• **ЦЕЛЬ ЗАДАНИЯ**:
Оформите нумерованным списком только строки данных между строкой с «y-right-tick-label: 0.0253 <box>2484» и строкой с «y-left-tick-label: 0.0000 <box>54» включительно. Пустые строки не включайте.

[Строки из набора данных]
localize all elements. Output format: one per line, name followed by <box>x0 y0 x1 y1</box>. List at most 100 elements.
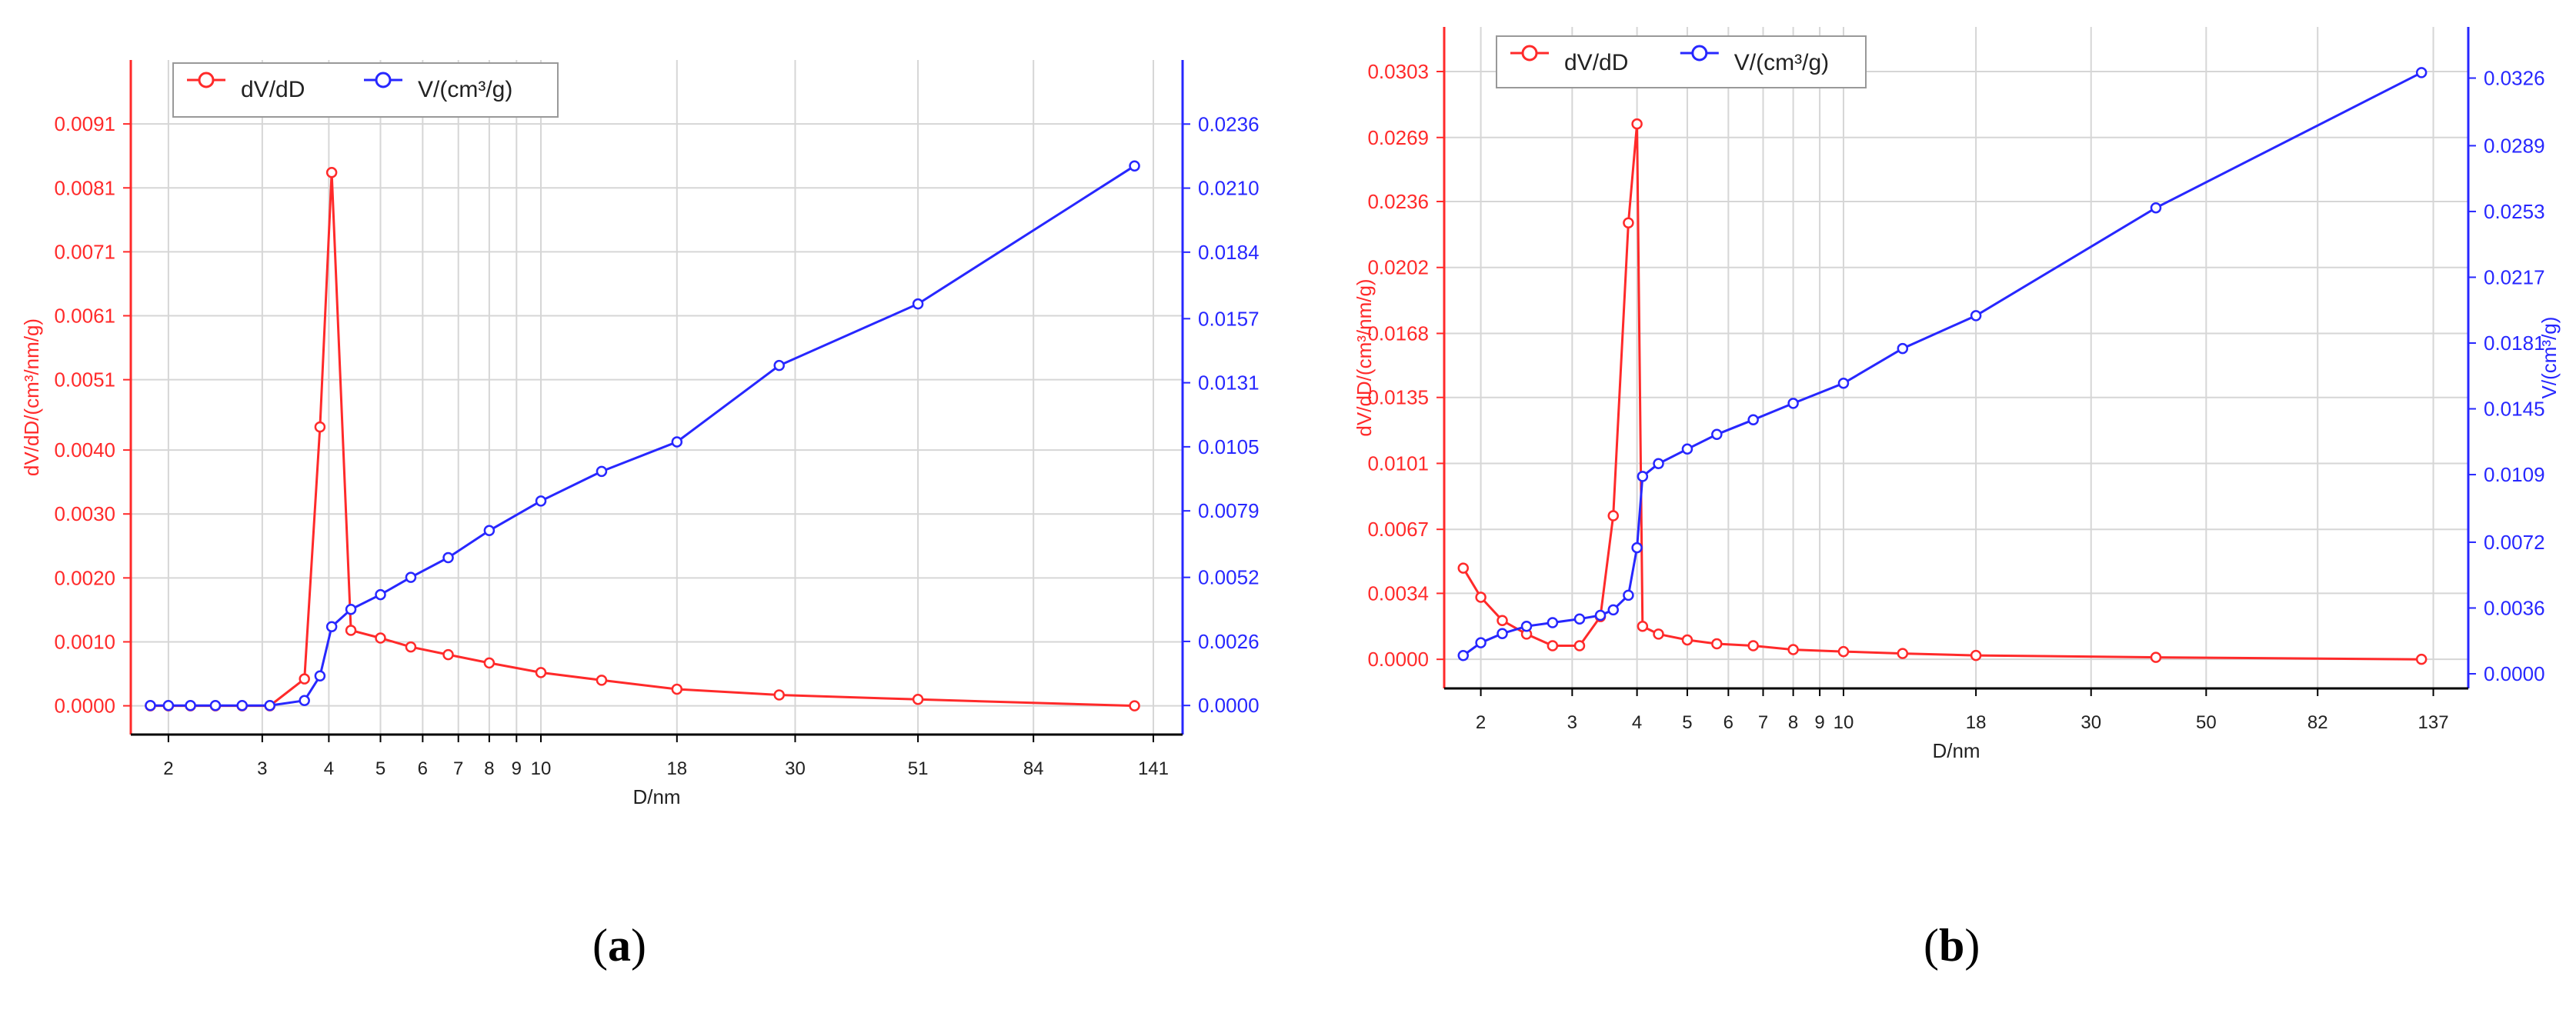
y-right-tick-label: 0.0253 <box>2484 200 2545 223</box>
data-point-dvdd <box>773 689 785 701</box>
x-axis-label: D/nm <box>1932 739 1980 762</box>
data-point-dvdd <box>1653 628 1664 640</box>
data-point-dvdd <box>2150 651 2162 663</box>
data-point-volume <box>185 699 196 711</box>
data-point-dvdd <box>1129 700 1140 711</box>
data-point-volume <box>1573 613 1586 625</box>
data-point-volume <box>1970 310 1982 322</box>
data-point-dvdd <box>1970 649 1982 661</box>
x-tick-label: 10 <box>531 758 552 779</box>
x-tick-label: 137 <box>2418 712 2449 733</box>
y-right-tick-label: 0.0181 <box>2484 332 2545 355</box>
data-point-volume <box>1787 398 1799 409</box>
x-tick-label: 18 <box>666 758 687 779</box>
data-point-dvdd <box>442 648 454 661</box>
x-tick-label: 3 <box>1567 712 1577 733</box>
x-tick-label: 8 <box>1788 712 1798 733</box>
data-point-volume <box>375 588 386 601</box>
data-point-volume <box>1520 620 1533 632</box>
data-point-dvdd <box>345 625 357 636</box>
y-left-tick-label: 0.0000 <box>54 695 115 718</box>
y-right-tick-label: 0.0079 <box>1198 499 1260 522</box>
legend: dV/dD V/(cm³/g) <box>1496 35 1867 88</box>
data-point-dvdd <box>671 683 683 695</box>
data-point-volume <box>1129 160 1140 172</box>
data-point-dvdd <box>1681 634 1693 646</box>
data-point-volume <box>162 699 175 711</box>
y-left-tick-label: 0.0040 <box>54 438 115 462</box>
legend-marker <box>1521 45 1538 62</box>
data-point-volume <box>1631 541 1643 554</box>
data-point-volume <box>442 551 454 564</box>
x-tick-label: 9 <box>1814 712 1824 733</box>
y-right-tick-label: 0.0026 <box>1198 630 1260 653</box>
legend-label: V/(cm³/g) <box>418 77 512 102</box>
x-tick-label: 4 <box>324 758 334 779</box>
data-point-dvdd <box>2415 653 2428 665</box>
x-axis-label: D/nm <box>632 785 680 808</box>
data-point-dvdd <box>1573 640 1586 651</box>
x-tick-label: 7 <box>1758 712 1768 733</box>
y-right-tick-label: 0.0000 <box>2484 662 2545 685</box>
legend-marker <box>198 72 215 88</box>
y-left-tick-label: 0.0034 <box>1367 581 1429 605</box>
data-point-volume <box>299 695 310 707</box>
data-point-volume <box>1711 428 1723 441</box>
y-left-axis-label: dV/dD/(cm³/nm/g) <box>1353 278 1376 436</box>
y-right-tick-label: 0.0210 <box>1198 177 1260 200</box>
data-point-volume <box>671 436 683 448</box>
x-tick-label: 18 <box>1966 712 1987 733</box>
x-tick-label: 2 <box>163 758 173 779</box>
data-point-volume <box>2150 202 2162 214</box>
data-point-volume <box>1607 604 1619 616</box>
x-tick-label: 84 <box>1023 758 1044 779</box>
y-left-tick-label: 0.0202 <box>1367 256 1429 279</box>
x-tick-label: 3 <box>257 758 267 779</box>
data-point-dvdd <box>375 632 386 644</box>
x-tick-label: 6 <box>418 758 428 779</box>
chart-a: 0.0000 0.0010 0.0020 0.0030 0.0040 0.0051 0.00… <box>20 60 1260 808</box>
data-point-volume <box>405 571 417 583</box>
data-point-dvdd <box>596 675 608 686</box>
data-point-volume <box>596 465 608 478</box>
data-point-volume <box>2415 67 2428 78</box>
x-tick-label: 50 <box>2196 712 2217 733</box>
y-right-tick-label: 0.0052 <box>1198 566 1260 589</box>
y-left-tick-label: 0.0168 <box>1367 322 1429 345</box>
y-right-tick-label: 0.0326 <box>2484 67 2545 90</box>
data-point-dvdd <box>535 667 547 678</box>
y-left-tick-label: 0.0269 <box>1367 126 1429 149</box>
y-right-tick-label: 0.0105 <box>1198 435 1260 458</box>
y-left-tick-label: 0.0101 <box>1367 452 1429 475</box>
y-right-tick-label: 0.0109 <box>2484 463 2545 486</box>
panel-label-a-letter: a <box>607 920 631 971</box>
legend-label: dV/dD <box>241 77 305 102</box>
legend-box <box>1496 35 1867 88</box>
y-right-tick-label: 0.0236 <box>1198 112 1260 135</box>
data-point-volume <box>1653 458 1664 470</box>
y-right-tick-label: 0.0072 <box>2484 531 2545 554</box>
y-left-tick-label: 0.0000 <box>1367 648 1429 671</box>
y-left-tick-label: 0.0061 <box>54 305 115 328</box>
y-left-tick-label: 0.0020 <box>54 566 115 589</box>
x-tick-label: 9 <box>512 758 522 779</box>
data-point-volume <box>1475 637 1487 648</box>
data-point-volume <box>1681 443 1693 455</box>
x-tick-label: 30 <box>785 758 806 779</box>
y-right-tick-label: 0.0036 <box>2484 596 2545 619</box>
data-point-dvdd <box>1711 638 1723 650</box>
y-left-tick-label: 0.0051 <box>54 368 115 392</box>
data-point-dvdd <box>1623 217 1634 228</box>
data-point-volume <box>1837 378 1850 389</box>
x-tick-label: 6 <box>1723 712 1733 733</box>
y-left-tick-label: 0.0236 <box>1367 190 1429 213</box>
data-point-volume <box>236 699 248 711</box>
data-point-dvdd <box>1547 640 1559 651</box>
x-tick-label: 30 <box>2080 712 2101 733</box>
data-point-dvdd <box>1497 615 1508 626</box>
y-left-tick-label: 0.0135 <box>1367 386 1429 409</box>
data-point-volume <box>1637 471 1649 482</box>
y-left-tick-label: 0.0067 <box>1367 518 1429 541</box>
x-tick-label: 141 <box>1138 758 1169 779</box>
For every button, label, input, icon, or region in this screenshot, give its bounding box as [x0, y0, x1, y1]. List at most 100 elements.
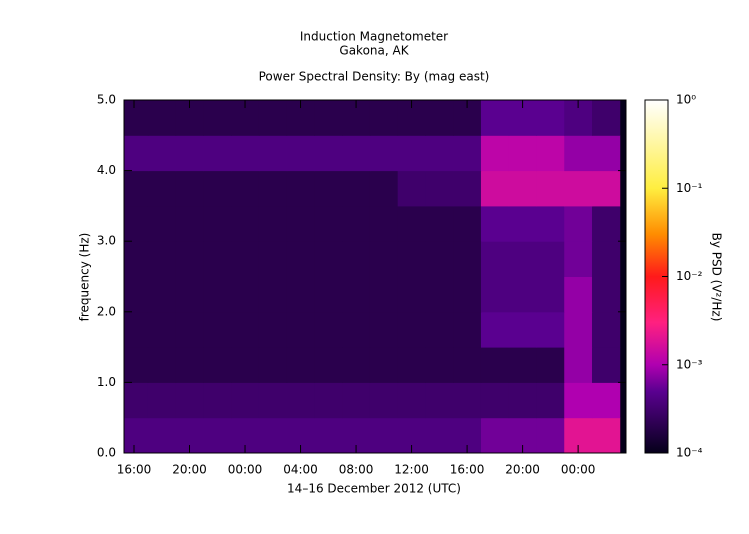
heatmap-cell [342, 311, 371, 348]
heatmap [124, 100, 621, 453]
x-tick-label: 20:00 [172, 463, 207, 477]
colorbar-tick-label: 10⁰ [676, 93, 696, 107]
heatmap-cell [124, 311, 149, 348]
heatmap-cell [564, 276, 593, 313]
heatmap-cell [124, 100, 149, 136]
heatmap-cell [231, 382, 260, 419]
heatmap-cell [591, 100, 621, 136]
heatmap-cell [147, 241, 177, 277]
heatmap-cell [314, 205, 343, 242]
heatmap-cell [147, 135, 177, 172]
heatmap-cell [342, 241, 371, 277]
x-tick-label: 16:00 [450, 463, 485, 477]
heatmap-cell [124, 417, 149, 453]
heatmap-cell [342, 347, 371, 383]
heatmap-cell [147, 311, 177, 348]
heatmap-cell [397, 135, 426, 172]
heatmap-cell [124, 205, 149, 242]
heatmap-cell [369, 100, 399, 136]
heatmap-cell [508, 382, 537, 419]
heatmap-cell [536, 382, 565, 419]
heatmap-cell [425, 170, 454, 207]
heatmap-cell [425, 135, 454, 172]
heatmap-cell [286, 205, 315, 242]
heatmap-cell [453, 135, 482, 172]
heatmap-cell [258, 135, 288, 172]
heatmap-cell [286, 276, 315, 313]
heatmap-cell [231, 135, 260, 172]
heatmap-cell [286, 170, 315, 207]
y-axis-label: frequency (Hz) [78, 233, 92, 322]
heatmap-cell [203, 135, 232, 172]
heatmap-cell [175, 205, 204, 242]
heatmap-cell [231, 347, 260, 383]
heatmap-cell [342, 382, 371, 419]
heatmap-cell [314, 311, 343, 348]
heatmap-cell [564, 382, 593, 419]
heatmap-cell [286, 241, 315, 277]
heatmap-cell [203, 417, 232, 453]
heatmap-cell [536, 100, 565, 136]
heatmap-cell [369, 311, 399, 348]
heatmap-cell [591, 382, 621, 419]
plot-title: Power Spectral Density: By (mag east) [259, 70, 490, 84]
heatmap-cell [175, 170, 204, 207]
x-tick-label: 12:00 [394, 463, 429, 477]
heatmap-cell [508, 170, 537, 207]
chart-title: Induction Magnetometer [300, 30, 448, 44]
heatmap-cell [258, 100, 288, 136]
y-tick-label: 5.0 [97, 93, 116, 107]
heatmap-cell [591, 135, 621, 172]
heatmap-cell [397, 347, 426, 383]
heatmap-cell [369, 135, 399, 172]
heatmap-cell [564, 135, 593, 172]
heatmap-cell [453, 382, 482, 419]
heatmap-cell [591, 417, 621, 453]
heatmap-cell [258, 347, 288, 383]
heatmap-cell [203, 205, 232, 242]
heatmap-cell [342, 135, 371, 172]
heatmap-cell [124, 170, 149, 207]
colorbar-label: By PSD (V²/Hz) [710, 233, 724, 322]
heatmap-cell [314, 417, 343, 453]
heatmap-cell [203, 347, 232, 383]
heatmap-cell [480, 241, 510, 277]
heatmap-cell [536, 170, 565, 207]
heatmap-cell [591, 241, 621, 277]
y-tick-label: 1.0 [97, 375, 116, 389]
heatmap-cell [508, 205, 537, 242]
heatmap-cell [453, 311, 482, 348]
heatmap-cell [369, 347, 399, 383]
heatmap-cell [564, 347, 593, 383]
heatmap-cell [480, 311, 510, 348]
heatmap-cell [231, 170, 260, 207]
heatmap-cell [286, 135, 315, 172]
heatmap-cell [369, 382, 399, 419]
heatmap-cell [258, 276, 288, 313]
heatmap-cell [591, 205, 621, 242]
heatmap-cell [536, 205, 565, 242]
heatmap-cell [508, 311, 537, 348]
heatmap-cell [124, 241, 149, 277]
heatmap-cell [175, 241, 204, 277]
heatmap-cell [231, 205, 260, 242]
heatmap-cell [591, 276, 621, 313]
heatmap-cell [425, 417, 454, 453]
heatmap-cell [203, 276, 232, 313]
heatmap-cell [536, 347, 565, 383]
heatmap-cell [480, 347, 510, 383]
heatmap-cell [231, 311, 260, 348]
heatmap-cell [536, 276, 565, 313]
heatmap-cell [536, 311, 565, 348]
heatmap-cell [397, 276, 426, 313]
x-tick-label: 16:00 [117, 463, 152, 477]
x-tick-label: 04:00 [283, 463, 318, 477]
heatmap-cell [564, 311, 593, 348]
heatmap-cell [425, 276, 454, 313]
heatmap-cell [203, 100, 232, 136]
heatmap-cell [369, 241, 399, 277]
heatmap-cell [342, 205, 371, 242]
heatmap-cell [147, 347, 177, 383]
colorbar-tick-label: 10⁻³ [676, 357, 703, 371]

• **РЕШЕНИЕ УПРАЖНЕНИЯ**:
1. y-right-tick-label: 0.0253 <box>2484 200 2545 223</box>
2. data-point-dvdd <box>773 689 785 701</box>
3. x-axis-label: D/nm <box>1932 739 1980 762</box>
4. data-point-dvdd <box>1653 628 1664 640</box>
5. data-point-dvdd <box>2150 651 2162 663</box>
6. data-point-volume <box>185 699 196 711</box>
7. data-point-dvdd <box>1129 700 1140 711</box>
8. data-point-volume <box>1573 613 1586 625</box>
9. data-point-volume <box>1970 310 1982 322</box>
10. data-point-dvdd <box>1970 649 1982 661</box>
11. x-tick-label: 10 <box>531 758 552 779</box>
12. x-tick-label: 137 <box>2418 712 2449 733</box>
13. y-right-tick-label: 0.0181 <box>2484 332 2545 355</box>
14. data-point-volume <box>1787 398 1799 409</box>
15. x-tick-label: 18 <box>666 758 687 779</box>
16. data-point-dvdd <box>442 648 454 661</box>
17. x-tick-label: 3 <box>1567 712 1577 733</box>
18. x-tick-label: 8 <box>1788 712 1798 733</box>
19. data-point-volume <box>375 588 386 601</box>
20. data-point-volume <box>1520 620 1533 632</box>
21. data-point-dvdd <box>345 625 357 636</box>
22. y-left-tick-label: 0.0000 <box>54 695 115 718</box>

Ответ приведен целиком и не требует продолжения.